ASSIGNMENT 1: Using the article on the Ethan museum, rewrite the passage from "While the labors" up to and including "to eight members.", changing "grandson" to "grandchild".
ASSIGNMENT 2: According to the article on the Ethan museum, roughly how much money has the Historical Society invested in the museum so far?
ASSIGNMENT 3: The article on the Ethan museum quotes Nancy Schoenfelder on why it matters that young people learn the town's history. What reason does she give?

PAGE TEXT:

+===+

Museum helps bring history to new generation

After the Ethan town hall was completed, the Ethan Historical Society expressed an interest in occupying a portion of the building that incidentally was a huge part of the history of the community and the state.

A ramp that once bore the traffic of cheese being loaded out of South Dakota’s oldest cheese factory now is the walkway through generations of memories sectioned into themed “cubbies” made to look like storefronts of old buildings along a typical small-town Main Street. Tin siding from the city’s former shop building was removed when the building was sold, and now lines the upper walls above the cubbies’ shake-style awnings. Each cubby, once finished, will be lined on either side with old-style wooden house siding, and the back walls and contents of each section of the museum will work together to give the “feel” of whatever theme that cubby is meant to portray—education and religion, among others.

So far, roughly $15,000 has been invested into the museum by the Historical Society, on which Schoenfelder said construction is 80 percent complete. A town-sanctioned advisory board handles expenses for the space, with the organization’s money.

While the labors of some local businesses have been utilized in finishing the museum, Randy Schoenfelder and grandson, Tristan Scott, 15, along with 17-year-old Lance Bruske, have done much of the work.

“(The museum) gives (local youths) an opportunity to learn,” said Nancy Schoenfelder, Randy’s wife and a member of the Ethan Historical Society, which began with three members after the community’s 125th anniversary celebration in 2008 and recently has grown to eight members.

Once the project is complete, Nancy Schoenfelder said, the local school will work with the Historical Society to enhance its educational programming and strengthen the community as a whole.

“It gives the opportunity to our young people to learn the history of the town,” said Schoenfelder. “When you know the history of your town, you take pride in it. If you don’t know anything, you’re not going to take any pride in it or invest in it. The whole point of the museum is to generate that interest.”

Scott, who drew the initial storefront sketches based on his grandmother’s vision, agreed.

“Ethan’s past shouldn’t be forgotten,” he said. “We better preserve it before we lose it.”

+===+

[Saved data entries]
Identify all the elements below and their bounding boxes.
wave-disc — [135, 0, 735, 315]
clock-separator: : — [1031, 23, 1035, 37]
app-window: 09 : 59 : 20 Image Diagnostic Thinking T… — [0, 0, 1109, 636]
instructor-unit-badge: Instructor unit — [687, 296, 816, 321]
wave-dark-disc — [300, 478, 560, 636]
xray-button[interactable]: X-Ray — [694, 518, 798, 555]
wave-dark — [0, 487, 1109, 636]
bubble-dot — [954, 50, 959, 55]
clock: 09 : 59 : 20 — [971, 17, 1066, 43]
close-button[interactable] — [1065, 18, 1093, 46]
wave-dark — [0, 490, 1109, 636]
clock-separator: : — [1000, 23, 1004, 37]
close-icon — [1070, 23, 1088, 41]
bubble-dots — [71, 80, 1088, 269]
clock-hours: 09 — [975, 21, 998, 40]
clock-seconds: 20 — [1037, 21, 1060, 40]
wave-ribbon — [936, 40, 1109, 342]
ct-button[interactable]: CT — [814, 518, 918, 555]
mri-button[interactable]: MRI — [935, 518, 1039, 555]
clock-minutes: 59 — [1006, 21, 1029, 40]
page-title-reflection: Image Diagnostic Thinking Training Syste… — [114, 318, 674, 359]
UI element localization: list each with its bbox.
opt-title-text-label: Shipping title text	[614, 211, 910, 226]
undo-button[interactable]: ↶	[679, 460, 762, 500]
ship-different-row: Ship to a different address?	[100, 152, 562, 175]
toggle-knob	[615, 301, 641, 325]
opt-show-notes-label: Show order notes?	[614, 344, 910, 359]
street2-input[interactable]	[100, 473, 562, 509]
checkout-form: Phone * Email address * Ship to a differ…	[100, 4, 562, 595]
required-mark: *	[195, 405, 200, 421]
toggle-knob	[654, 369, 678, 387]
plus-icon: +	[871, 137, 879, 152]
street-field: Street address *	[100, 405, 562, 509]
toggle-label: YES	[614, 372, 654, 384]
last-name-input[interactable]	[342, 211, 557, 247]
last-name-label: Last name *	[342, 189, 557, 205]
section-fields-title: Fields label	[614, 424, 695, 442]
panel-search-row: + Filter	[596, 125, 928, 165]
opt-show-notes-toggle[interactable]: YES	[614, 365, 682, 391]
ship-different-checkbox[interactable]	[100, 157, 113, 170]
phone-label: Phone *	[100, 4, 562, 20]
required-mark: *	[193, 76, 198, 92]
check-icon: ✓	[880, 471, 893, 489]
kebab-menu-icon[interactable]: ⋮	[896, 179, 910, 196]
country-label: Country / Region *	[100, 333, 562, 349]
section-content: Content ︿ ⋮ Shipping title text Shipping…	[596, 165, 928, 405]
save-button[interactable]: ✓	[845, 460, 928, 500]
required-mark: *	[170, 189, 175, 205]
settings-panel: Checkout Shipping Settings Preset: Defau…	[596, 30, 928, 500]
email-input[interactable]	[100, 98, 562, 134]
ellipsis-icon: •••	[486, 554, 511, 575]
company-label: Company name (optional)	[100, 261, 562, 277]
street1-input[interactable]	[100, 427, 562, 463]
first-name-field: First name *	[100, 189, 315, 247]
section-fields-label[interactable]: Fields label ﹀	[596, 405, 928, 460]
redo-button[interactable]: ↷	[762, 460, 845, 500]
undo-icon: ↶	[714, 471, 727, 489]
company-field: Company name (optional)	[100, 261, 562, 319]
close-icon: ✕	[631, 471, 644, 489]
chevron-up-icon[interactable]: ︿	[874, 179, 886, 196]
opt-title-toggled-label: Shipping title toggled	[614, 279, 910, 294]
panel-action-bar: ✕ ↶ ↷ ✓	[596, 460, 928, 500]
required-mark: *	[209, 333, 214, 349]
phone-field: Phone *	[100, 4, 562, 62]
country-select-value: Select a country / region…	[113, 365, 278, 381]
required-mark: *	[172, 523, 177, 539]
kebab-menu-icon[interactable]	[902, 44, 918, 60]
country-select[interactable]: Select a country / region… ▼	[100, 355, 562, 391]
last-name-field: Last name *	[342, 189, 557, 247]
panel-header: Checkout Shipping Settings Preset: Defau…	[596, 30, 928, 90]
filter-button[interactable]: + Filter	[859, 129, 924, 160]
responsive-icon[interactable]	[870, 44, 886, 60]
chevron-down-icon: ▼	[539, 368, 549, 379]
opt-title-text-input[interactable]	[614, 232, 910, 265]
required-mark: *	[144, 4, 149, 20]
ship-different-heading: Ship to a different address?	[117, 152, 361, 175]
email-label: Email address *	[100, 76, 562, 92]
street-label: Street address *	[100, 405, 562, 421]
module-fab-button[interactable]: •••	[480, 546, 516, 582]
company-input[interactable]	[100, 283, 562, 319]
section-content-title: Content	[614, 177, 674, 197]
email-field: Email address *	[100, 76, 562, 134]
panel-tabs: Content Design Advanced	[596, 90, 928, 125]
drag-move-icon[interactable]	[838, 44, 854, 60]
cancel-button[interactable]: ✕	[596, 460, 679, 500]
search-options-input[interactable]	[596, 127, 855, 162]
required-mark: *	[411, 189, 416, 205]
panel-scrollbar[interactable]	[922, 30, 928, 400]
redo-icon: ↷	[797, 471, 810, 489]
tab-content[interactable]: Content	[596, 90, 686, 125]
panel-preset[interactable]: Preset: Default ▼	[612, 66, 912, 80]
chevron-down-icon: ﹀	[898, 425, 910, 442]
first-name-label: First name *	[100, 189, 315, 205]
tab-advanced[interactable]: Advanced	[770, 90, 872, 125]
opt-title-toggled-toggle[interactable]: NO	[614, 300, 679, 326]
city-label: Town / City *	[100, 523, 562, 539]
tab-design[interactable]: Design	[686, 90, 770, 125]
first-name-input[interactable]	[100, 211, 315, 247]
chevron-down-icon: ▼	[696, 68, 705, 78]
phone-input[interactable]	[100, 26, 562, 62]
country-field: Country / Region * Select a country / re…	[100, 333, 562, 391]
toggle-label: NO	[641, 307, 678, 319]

+===+

EXERCISE SOLUTION 1:
While the labors of some local businesses have been utilized in finishing the museum, Randy Schoenfelder and grandchild, Tristan Scott, 15, along with 17-year-old Lance Bruske, have done much of the work.

“(The museum) gives (local youths) an opportunity to learn,” said Nancy Schoenfelder, Randy’s wife and a member of the Ethan Historical Society, which began with three members after the community’s 125th anniversary celebration in 2008 and recently has grown to eight members.

EXERCISE SOLUTION 2: Roughly $15,000.

EXERCISE SOLUTION 3: She says that knowing your town's history makes you take pride in it, while knowing nothing means you won't take pride in it or invest in it. The whole point of the museum is to generate that interest.